━━ DATA SHOWN
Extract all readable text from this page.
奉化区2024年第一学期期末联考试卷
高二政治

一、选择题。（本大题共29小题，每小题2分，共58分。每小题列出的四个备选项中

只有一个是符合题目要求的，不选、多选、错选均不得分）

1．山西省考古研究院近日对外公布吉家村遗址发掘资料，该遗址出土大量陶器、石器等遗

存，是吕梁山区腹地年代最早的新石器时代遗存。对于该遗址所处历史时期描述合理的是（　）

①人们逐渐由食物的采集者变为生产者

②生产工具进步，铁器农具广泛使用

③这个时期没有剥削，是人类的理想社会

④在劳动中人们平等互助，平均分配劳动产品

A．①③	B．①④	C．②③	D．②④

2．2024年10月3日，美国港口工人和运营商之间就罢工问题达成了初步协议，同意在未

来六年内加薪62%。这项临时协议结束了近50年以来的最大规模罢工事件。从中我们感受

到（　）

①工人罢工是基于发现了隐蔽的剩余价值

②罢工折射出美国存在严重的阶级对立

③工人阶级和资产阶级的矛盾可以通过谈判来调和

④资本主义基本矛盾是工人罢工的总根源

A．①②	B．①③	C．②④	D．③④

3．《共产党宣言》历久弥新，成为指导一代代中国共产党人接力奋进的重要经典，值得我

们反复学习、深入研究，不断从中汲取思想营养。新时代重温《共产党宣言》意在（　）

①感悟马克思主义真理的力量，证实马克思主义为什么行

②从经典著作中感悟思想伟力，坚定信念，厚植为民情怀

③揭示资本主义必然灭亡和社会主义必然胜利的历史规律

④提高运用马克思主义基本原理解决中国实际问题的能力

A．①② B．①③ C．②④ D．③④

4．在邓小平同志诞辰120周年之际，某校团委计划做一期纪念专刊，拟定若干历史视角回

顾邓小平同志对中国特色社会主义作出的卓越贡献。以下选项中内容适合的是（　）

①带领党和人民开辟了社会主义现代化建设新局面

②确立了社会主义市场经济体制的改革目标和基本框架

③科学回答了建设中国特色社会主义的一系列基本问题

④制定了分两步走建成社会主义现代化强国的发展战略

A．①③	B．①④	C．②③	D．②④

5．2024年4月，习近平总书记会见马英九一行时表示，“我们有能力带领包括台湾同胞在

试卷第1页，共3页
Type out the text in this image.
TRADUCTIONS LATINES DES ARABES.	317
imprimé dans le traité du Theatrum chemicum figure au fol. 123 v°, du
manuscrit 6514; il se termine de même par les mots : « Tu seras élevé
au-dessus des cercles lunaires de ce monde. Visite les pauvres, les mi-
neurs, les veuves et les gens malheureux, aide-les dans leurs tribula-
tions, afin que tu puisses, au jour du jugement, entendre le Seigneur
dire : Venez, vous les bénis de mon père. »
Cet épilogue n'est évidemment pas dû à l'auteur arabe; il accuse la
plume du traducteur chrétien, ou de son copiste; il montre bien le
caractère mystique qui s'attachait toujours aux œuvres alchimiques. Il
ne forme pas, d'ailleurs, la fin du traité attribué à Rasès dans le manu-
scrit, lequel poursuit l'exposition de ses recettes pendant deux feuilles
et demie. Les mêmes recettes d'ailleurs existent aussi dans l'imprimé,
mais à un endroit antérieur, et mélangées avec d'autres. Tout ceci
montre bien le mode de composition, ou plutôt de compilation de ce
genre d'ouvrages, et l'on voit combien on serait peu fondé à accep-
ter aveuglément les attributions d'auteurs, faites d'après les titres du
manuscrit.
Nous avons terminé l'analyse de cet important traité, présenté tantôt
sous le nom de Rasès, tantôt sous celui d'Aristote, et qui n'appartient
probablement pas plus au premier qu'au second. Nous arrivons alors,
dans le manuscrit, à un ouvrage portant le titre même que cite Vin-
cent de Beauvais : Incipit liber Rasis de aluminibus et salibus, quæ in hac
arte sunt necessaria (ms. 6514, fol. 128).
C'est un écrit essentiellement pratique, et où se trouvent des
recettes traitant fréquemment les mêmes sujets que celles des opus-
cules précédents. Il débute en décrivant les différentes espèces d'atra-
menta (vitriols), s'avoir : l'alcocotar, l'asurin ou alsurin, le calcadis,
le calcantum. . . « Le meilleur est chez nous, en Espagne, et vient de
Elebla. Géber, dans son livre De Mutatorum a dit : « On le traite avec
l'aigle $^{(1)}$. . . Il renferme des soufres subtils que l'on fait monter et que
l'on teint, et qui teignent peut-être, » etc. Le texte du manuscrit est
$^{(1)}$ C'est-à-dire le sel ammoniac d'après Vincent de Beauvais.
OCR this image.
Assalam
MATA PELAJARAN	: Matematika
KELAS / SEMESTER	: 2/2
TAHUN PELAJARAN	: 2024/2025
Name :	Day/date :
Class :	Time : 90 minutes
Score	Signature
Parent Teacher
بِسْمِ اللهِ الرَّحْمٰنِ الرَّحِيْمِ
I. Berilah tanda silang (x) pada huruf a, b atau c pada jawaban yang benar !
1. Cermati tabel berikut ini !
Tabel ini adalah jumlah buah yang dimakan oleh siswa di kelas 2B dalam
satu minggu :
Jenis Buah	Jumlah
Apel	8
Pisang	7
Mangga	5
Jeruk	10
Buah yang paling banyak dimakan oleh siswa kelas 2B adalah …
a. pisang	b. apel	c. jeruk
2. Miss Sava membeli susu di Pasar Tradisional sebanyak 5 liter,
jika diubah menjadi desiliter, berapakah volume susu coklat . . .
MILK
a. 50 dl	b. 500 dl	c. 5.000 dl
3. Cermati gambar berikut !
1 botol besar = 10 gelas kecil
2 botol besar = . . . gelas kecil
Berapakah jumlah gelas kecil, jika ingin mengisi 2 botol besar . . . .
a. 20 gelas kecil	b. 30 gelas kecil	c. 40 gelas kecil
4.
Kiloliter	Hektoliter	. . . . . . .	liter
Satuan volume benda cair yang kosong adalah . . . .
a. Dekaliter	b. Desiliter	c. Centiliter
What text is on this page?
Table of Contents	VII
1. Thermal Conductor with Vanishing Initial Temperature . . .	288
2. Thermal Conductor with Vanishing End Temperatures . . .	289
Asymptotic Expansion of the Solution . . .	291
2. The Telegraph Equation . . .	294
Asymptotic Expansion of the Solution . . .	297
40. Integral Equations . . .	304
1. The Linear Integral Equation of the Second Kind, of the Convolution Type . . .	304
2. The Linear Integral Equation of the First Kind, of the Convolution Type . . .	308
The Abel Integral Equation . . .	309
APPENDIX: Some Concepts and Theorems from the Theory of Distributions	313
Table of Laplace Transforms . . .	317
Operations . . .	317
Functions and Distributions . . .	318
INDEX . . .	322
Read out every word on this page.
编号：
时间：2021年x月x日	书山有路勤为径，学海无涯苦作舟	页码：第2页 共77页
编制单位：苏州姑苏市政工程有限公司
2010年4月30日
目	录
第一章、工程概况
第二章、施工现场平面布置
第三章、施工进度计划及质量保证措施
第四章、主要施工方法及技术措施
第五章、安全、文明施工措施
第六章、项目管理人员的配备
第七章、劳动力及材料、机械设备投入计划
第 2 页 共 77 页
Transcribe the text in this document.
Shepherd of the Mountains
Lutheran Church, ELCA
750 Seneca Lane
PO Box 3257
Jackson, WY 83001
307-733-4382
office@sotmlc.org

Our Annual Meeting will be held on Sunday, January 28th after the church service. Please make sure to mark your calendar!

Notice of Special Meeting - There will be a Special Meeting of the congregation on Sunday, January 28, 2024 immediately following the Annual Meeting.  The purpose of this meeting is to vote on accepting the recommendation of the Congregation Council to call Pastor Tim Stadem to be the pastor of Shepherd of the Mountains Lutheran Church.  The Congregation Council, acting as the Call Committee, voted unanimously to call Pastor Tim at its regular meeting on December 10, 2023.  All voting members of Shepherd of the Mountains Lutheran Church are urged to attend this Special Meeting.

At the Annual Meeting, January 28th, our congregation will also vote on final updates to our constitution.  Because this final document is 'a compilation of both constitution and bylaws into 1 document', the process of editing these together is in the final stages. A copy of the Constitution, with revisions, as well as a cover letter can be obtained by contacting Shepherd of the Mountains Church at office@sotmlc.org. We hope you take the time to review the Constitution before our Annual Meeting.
━━━━
**THE PROBLEM**. From the data above, gather every line that includes the word "volume".

**OUTPUT BELOW**.
jika diubah menjadi desiliter, berapakah volume susu coklat . . .
Satuan volume benda cair yang kosong adalah . . . .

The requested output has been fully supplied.